§ **THE PROBLEM**: Quote the full listing word for word.

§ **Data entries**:
*-*-*
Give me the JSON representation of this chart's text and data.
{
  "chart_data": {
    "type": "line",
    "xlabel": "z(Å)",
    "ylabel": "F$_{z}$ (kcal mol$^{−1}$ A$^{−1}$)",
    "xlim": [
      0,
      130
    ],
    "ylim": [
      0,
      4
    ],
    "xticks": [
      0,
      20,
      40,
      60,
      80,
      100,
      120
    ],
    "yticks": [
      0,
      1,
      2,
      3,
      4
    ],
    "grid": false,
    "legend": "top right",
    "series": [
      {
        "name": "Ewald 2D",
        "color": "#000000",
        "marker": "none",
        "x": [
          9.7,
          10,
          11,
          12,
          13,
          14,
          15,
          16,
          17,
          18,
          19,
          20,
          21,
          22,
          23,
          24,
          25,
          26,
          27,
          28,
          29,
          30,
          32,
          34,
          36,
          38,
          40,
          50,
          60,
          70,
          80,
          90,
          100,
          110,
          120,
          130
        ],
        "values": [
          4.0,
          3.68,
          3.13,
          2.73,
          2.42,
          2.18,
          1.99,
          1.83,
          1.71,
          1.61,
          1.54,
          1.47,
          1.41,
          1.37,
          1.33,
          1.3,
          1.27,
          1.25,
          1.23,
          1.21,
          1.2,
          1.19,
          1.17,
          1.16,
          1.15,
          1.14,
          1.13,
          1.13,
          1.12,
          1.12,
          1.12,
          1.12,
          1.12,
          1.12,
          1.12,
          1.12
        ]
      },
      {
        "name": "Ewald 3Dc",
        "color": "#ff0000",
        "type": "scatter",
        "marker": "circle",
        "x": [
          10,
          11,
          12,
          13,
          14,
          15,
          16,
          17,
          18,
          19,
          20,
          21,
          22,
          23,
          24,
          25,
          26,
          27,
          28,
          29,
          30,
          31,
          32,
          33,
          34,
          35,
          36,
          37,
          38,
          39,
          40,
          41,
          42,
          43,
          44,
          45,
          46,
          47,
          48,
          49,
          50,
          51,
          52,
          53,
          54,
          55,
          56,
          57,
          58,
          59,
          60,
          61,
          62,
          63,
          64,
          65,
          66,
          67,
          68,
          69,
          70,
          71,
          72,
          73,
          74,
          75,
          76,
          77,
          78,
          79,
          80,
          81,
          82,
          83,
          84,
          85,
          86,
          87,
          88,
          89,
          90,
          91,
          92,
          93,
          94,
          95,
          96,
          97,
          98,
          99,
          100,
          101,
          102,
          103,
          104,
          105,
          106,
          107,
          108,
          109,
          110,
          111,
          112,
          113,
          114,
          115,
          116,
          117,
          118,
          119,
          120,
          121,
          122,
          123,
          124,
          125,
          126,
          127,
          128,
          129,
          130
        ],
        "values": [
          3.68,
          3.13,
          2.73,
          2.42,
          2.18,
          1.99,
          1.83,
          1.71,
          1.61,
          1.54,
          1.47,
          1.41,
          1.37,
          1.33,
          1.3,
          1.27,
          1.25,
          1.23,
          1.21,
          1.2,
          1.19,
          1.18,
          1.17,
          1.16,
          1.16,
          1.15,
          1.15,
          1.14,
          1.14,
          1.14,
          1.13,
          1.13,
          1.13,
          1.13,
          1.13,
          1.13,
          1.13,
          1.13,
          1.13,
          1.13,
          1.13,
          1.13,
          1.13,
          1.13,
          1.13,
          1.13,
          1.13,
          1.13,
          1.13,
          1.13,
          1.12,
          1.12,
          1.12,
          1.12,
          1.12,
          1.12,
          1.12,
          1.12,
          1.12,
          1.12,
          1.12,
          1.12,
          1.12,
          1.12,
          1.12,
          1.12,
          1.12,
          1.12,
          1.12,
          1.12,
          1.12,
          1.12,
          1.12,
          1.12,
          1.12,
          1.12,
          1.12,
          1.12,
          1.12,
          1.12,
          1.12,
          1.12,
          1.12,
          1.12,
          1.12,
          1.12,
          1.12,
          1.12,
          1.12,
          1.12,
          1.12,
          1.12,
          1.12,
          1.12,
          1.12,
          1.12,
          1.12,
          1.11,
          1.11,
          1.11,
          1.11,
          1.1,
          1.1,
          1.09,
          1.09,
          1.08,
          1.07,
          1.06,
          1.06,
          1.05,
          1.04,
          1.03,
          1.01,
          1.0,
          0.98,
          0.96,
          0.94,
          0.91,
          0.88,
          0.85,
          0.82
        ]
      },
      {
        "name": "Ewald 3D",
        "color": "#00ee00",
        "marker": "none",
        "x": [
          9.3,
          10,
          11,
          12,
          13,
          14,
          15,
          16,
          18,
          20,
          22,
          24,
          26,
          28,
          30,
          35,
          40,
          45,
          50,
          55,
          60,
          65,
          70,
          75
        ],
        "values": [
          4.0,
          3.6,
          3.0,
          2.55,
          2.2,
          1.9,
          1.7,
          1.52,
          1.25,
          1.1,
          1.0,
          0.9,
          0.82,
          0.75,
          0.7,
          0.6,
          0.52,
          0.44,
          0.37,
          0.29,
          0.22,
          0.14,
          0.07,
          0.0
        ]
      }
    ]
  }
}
*-*-*
§ **ANSWER BELOW**:
Give me the JSON representation of this chart's text and data.
{
  "chart_data": {
    "type": "line",
    "xlabel": "z(Å)",
    "ylabel": "F$_{z}$ (kcal mol$^{−1}$ A$^{−1}$)",
    "xlim": [
      0,
      130
    ],
    "ylim": [
      0,
      4
    ],
    "xticks": [
      0,
      20,
      40,
      60,
      80,
      100,
      120
    ],
    "yticks": [
      0,
      1,
      2,
      3,
      4
    ],
    "grid": false,
    "legend": "top right",
    "series": [
      {
        "name": "Ewald 2D",
        "color": "#000000",
        "marker": "none",
        "x": [
          9.7,
          10,
          11,
          12,
          13,
          14,
          15,
          16,
          17,
          18,
          19,
          20,
          21,
          22,
          23,
          24,
          25,
          26,
          27,
          28,
          29,
          30,
          32,
          34,
          36,
          38,
          40,
          50,
          60,
          70,
          80,
          90,
          100,
          110,
          120,
          130
        ],
        "values": [
          4.0,
          3.68,
          3.13,
          2.73,
          2.42,
          2.18,
          1.99,
          1.83,
          1.71,
          1.61,
          1.54,
          1.47,
          1.41,
          1.37,
          1.33,
          1.3,
          1.27,
          1.25,
          1.23,
          1.21,
          1.2,
          1.19,
          1.17,
          1.16,
          1.15,
          1.14,
          1.13,
          1.13,
          1.12,
          1.12,
          1.12,
          1.12,
          1.12,
          1.12,
          1.12,
          1.12
        ]
      },
      {
        "name": "Ewald 3Dc",
        "color": "#ff0000",
        "type": "scatter",
        "marker": "circle",
        "x": [
          10,
          11,
          12,
          13,
          14,
          15,
          16,
          17,
          18,
          19,
          20,
          21,
          22,
          23,
          24,
          25,
          26,
          27,
          28,
          29,
          30,
          31,
          32,
          33,
          34,
          35,
          36,
          37,
          38,
          39,
          40,
          41,
          42,
          43,
          44,
          45,
          46,
          47,
          48,
          49,
          50,
          51,
          52,
          53,
          54,
          55,
          56,
          57,
          58,
          59,
          60,
          61,
          62,
          63,
          64,
          65,
          66,
          67,
          68,
          69,
          70,
          71,
          72,
          73,
          74,
          75,
          76,
          77,
          78,
          79,
          80,
          81,
          82,
          83,
          84,
          85,
          86,
          87,
          88,
          89,
          90,
          91,
          92,
          93,
          94,
          95,
          96,
          97,
          98,
          99,
          100,
          101,
          102,
          103,
          104,
          105,
          106,
          107,
          108,
          109,
          110,
          111,
          112,
          113,
          114,
          115,
          116,
          117,
          118,
          119,
          120,
          121,
          122,
          123,
          124,
          125,
          126,
          127,
          128,
          129,
          130
        ],
        "values": [
          3.68,
          3.13,
          2.73,
          2.42,
          2.18,
          1.99,
          1.83,
          1.71,
          1.61,
          1.54,
          1.47,
          1.41,
          1.37,
          1.33,
          1.3,
          1.27,
          1.25,
          1.23,
          1.21,
          1.2,
          1.19,
          1.18,
          1.17,
          1.16,
          1.16,
          1.15,
          1.15,
          1.14,
          1.14,
          1.14,
          1.13,
          1.13,
          1.13,
          1.13,
          1.13,
          1.13,
          1.13,
          1.13,
          1.13,
          1.13,
          1.13,
          1.13,
          1.13,
          1.13,
          1.13,
          1.13,
          1.13,
          1.13,
          1.13,
          1.13,
          1.12,
          1.12,
          1.12,
          1.12,
          1.12,
          1.12,
          1.12,
          1.12,
          1.12,
          1.12,
          1.12,
          1.12,
          1.12,
          1.12,
          1.12,
          1.12,
          1.12,
          1.12,
          1.12,
          1.12,
          1.12,
          1.12,
          1.12,
          1.12,
          1.12,
          1.12,
          1.12,
          1.12,
          1.12,
          1.12,
          1.12,
          1.12,
          1.12,
          1.12,
          1.12,
          1.12,
          1.12,
          1.12,
          1.12,
          1.12,
          1.12,
          1.12,
          1.12,
          1.12,
          1.12,
          1.12,
          1.12,
          1.11,
          1.11,
          1.11,
          1.11,
          1.1,
          1.1,
          1.09,
          1.09,
          1.08,
          1.07,
          1.06,
          1.06,
          1.05,
          1.04,
          1.03,
          1.01,
          1.0,
          0.98,
          0.96,
          0.94,
          0.91,
          0.88,
          0.85,
          0.82
        ]
      },
      {
        "name": "Ewald 3D",
        "color": "#00ee00",
        "marker": "none",
        "x": [
          9.3,
          10,
          11,
          12,
          13,
          14,
          15,
          16,
          18,
          20,
          22,
          24,
          26,
          28,
          30,
          35,
          40,
          45,
          50,
          55,
          60,
          65,
          70,
          75
        ],
        "values": [
          4.0,
          3.6,
          3.0,
          2.55,
          2.2,
          1.9,
          1.7,
          1.52,
          1.25,
          1.1,
          1.0,
          0.9,
          0.82,
          0.75,
          0.7,
          0.6,
          0.52,
          0.44,
          0.37,
          0.29,
          0.22,
          0.14,
          0.07,
          0.0
        ]
      }
    ]
  }
}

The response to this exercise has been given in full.